• [Task]: Copy all of the material word for word, except for the pictures.

• [Dataset records]:
------------
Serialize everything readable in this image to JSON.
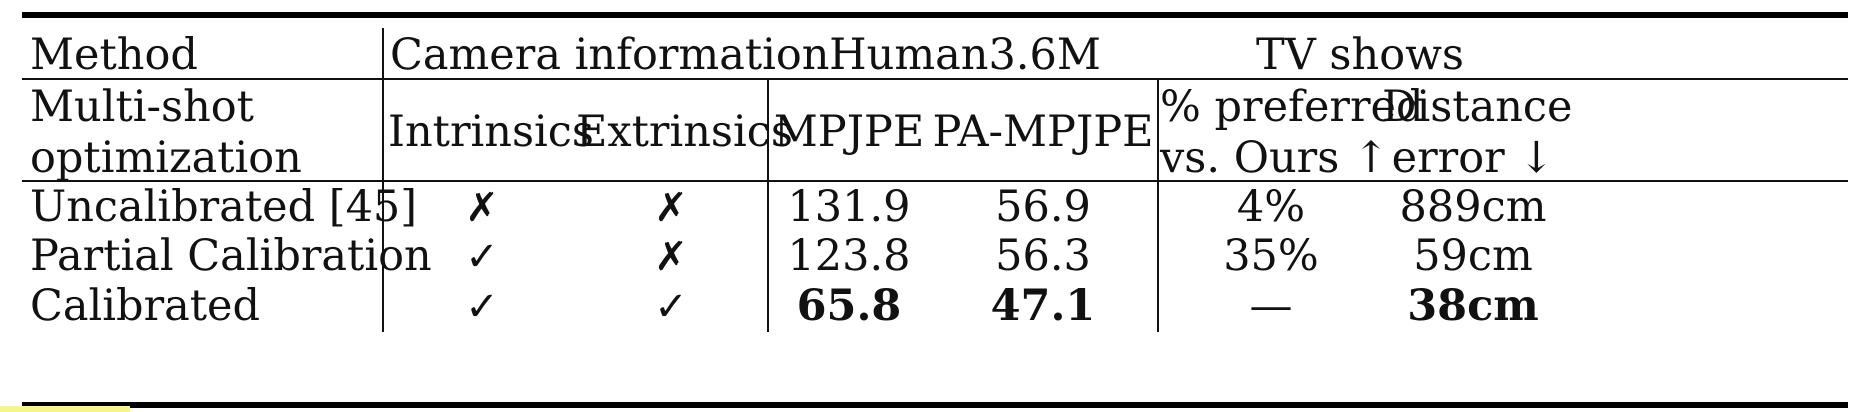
{
  "header": {
    "method": "Method",
    "camera_information": "Camera information",
    "human36m": "Human3.6M",
    "tv_shows": "TV shows",
    "multishot_line1": "Multi-shot",
    "multishot_line2": "optimization",
    "intrinsics": "Intrinsics",
    "extrinsics": "Extrinsics",
    "mpjpe": "MPJPE",
    "pa_mpjpe": "PA-MPJPE",
    "preferred_line1": "% preferred",
    "preferred_line2": "vs. Ours ↑",
    "distance_line1": "Distance",
    "distance_line2": "error ↓"
  },
  "rows": [
    {
      "method": "Uncalibrated [45]",
      "intrinsics": "✗",
      "extrinsics": "✗",
      "mpjpe": "131.9",
      "pa_mpjpe": "56.9",
      "preferred": "4%",
      "distance": "889cm"
    },
    {
      "method": "Partial Calibration",
      "intrinsics": "✓",
      "extrinsics": "✗",
      "mpjpe": "123.8",
      "pa_mpjpe": "56.3",
      "preferred": "35%",
      "distance": "59cm"
    },
    {
      "method": "Calibrated",
      "intrinsics": "✓",
      "extrinsics": "✓",
      "mpjpe": "65.8",
      "pa_mpjpe": "47.1",
      "preferred": "—",
      "distance": "38cm"
    }
  ]
}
------------
• [Answer for the task]:
Serialize everything readable in this image to JSON.
{
  "header": {
    "method": "Method",
    "camera_information": "Camera information",
    "human36m": "Human3.6M",
    "tv_shows": "TV shows",
    "multishot_line1": "Multi-shot",
    "multishot_line2": "optimization",
    "intrinsics": "Intrinsics",
    "extrinsics": "Extrinsics",
    "mpjpe": "MPJPE",
    "pa_mpjpe": "PA-MPJPE",
    "preferred_line1": "% preferred",
    "preferred_line2": "vs. Ours ↑",
    "distance_line1": "Distance",
    "distance_line2": "error ↓"
  },
  "rows": [
    {
      "method": "Uncalibrated [45]",
      "intrinsics": "✗",
      "extrinsics": "✗",
      "mpjpe": "131.9",
      "pa_mpjpe": "56.9",
      "preferred": "4%",
      "distance": "889cm"
    },
    {
      "method": "Partial Calibration",
      "intrinsics": "✓",
      "extrinsics": "✗",
      "mpjpe": "123.8",
      "pa_mpjpe": "56.3",
      "preferred": "35%",
      "distance": "59cm"
    },
    {
      "method": "Calibrated",
      "intrinsics": "✓",
      "extrinsics": "✓",
      "mpjpe": "65.8",
      "pa_mpjpe": "47.1",
      "preferred": "—",
      "distance": "38cm"
    }
  ]
}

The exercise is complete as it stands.